**SUPPLIED MATERIAL:**
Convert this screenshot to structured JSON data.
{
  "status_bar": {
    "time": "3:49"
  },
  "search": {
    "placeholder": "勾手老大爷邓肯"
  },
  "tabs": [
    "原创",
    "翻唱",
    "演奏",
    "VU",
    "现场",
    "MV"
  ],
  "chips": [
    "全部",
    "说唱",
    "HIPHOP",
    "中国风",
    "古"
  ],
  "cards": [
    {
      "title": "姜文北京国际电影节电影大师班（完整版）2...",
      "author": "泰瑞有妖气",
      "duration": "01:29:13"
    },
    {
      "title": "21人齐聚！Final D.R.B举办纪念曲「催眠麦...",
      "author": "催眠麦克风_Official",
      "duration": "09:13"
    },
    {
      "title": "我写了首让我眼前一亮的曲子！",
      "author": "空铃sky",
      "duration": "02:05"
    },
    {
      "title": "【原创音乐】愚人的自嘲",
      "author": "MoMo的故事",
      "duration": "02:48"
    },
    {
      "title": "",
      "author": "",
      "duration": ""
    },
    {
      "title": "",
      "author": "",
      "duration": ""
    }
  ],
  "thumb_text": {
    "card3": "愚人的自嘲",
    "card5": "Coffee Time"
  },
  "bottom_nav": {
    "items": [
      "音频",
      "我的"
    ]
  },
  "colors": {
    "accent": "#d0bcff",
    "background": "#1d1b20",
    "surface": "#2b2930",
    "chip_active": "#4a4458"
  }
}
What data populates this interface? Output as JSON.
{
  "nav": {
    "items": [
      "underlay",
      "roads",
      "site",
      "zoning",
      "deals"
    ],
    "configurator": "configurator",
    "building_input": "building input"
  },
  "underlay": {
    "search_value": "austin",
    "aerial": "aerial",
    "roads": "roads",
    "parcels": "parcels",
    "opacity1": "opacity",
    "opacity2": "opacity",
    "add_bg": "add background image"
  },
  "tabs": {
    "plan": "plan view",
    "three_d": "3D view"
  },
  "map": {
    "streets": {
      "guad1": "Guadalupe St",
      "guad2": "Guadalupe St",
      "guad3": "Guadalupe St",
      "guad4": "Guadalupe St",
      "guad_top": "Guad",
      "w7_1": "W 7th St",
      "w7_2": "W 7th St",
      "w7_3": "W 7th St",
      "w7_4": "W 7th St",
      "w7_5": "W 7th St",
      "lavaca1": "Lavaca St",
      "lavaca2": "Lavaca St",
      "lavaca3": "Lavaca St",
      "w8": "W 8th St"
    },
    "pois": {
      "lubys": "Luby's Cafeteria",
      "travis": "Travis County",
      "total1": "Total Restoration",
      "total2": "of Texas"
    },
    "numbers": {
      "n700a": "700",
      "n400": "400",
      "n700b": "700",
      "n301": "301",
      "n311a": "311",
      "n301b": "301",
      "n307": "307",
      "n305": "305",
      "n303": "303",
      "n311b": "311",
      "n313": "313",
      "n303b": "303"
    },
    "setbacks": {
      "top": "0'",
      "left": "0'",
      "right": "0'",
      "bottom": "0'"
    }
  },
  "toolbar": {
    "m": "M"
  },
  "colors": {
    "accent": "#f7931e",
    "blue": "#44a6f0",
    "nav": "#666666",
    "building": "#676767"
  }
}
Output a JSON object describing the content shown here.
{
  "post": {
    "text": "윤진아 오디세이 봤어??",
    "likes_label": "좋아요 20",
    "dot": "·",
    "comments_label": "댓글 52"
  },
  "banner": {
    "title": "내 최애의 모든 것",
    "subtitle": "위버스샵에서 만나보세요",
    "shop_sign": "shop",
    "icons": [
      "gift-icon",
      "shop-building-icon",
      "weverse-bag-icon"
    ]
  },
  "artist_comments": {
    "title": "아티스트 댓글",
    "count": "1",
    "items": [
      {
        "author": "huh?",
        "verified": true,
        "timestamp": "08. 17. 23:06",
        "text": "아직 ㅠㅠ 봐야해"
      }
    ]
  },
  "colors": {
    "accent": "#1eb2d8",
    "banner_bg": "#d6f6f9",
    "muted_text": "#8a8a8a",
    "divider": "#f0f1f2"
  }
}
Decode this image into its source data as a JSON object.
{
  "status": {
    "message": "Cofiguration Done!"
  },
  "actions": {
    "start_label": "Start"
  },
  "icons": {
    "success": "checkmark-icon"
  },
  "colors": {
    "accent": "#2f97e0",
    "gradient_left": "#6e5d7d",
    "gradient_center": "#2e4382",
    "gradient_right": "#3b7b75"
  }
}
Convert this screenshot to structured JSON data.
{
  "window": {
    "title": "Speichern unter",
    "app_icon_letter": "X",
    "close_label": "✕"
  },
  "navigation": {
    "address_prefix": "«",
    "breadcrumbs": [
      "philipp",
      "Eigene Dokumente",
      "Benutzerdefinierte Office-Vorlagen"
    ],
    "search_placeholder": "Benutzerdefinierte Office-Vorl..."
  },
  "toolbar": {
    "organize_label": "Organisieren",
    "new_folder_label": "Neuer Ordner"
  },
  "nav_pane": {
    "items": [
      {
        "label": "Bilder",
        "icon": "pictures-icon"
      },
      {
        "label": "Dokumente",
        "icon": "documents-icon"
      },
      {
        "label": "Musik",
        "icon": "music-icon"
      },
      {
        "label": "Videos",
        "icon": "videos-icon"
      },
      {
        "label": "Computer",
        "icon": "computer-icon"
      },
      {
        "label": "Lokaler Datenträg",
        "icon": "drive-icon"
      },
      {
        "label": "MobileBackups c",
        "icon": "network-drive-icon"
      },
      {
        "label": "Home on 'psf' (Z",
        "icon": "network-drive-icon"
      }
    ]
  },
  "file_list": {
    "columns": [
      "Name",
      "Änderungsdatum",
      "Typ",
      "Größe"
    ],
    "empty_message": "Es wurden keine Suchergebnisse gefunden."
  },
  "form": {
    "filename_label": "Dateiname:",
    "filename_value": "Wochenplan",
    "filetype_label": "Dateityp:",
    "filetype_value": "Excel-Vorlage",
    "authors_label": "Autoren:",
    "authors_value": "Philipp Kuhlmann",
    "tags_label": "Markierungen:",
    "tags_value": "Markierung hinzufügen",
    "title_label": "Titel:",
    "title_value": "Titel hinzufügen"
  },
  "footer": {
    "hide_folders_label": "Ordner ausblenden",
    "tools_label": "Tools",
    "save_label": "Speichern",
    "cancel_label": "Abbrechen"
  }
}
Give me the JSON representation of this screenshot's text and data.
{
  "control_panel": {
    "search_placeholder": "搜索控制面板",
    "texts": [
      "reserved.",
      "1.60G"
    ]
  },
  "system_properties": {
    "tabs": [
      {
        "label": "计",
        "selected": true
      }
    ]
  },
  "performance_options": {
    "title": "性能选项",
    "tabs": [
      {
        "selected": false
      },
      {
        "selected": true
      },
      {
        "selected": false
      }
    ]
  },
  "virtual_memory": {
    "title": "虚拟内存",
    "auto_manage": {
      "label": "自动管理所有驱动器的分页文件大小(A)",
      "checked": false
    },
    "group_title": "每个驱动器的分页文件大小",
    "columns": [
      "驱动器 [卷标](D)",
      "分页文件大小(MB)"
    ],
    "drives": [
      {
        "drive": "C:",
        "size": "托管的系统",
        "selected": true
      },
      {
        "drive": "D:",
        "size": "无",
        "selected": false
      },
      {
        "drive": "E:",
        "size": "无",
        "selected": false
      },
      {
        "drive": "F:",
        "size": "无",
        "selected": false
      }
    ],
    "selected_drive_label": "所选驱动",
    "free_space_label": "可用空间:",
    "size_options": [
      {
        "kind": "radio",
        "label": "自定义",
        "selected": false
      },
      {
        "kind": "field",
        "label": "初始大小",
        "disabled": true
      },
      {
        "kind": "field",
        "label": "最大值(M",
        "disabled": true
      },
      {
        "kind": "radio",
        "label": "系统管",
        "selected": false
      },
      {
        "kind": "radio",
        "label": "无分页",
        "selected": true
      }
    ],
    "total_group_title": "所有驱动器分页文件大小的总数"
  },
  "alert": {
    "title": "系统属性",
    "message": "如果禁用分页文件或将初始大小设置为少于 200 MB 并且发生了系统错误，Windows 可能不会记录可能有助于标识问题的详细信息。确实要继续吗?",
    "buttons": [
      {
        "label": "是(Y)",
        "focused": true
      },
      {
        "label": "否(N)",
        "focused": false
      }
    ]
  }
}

**STATED EXERCISE:** How many lines in the records above contain the word "Ordner"? Give only the number.

**THE REPLY:** 2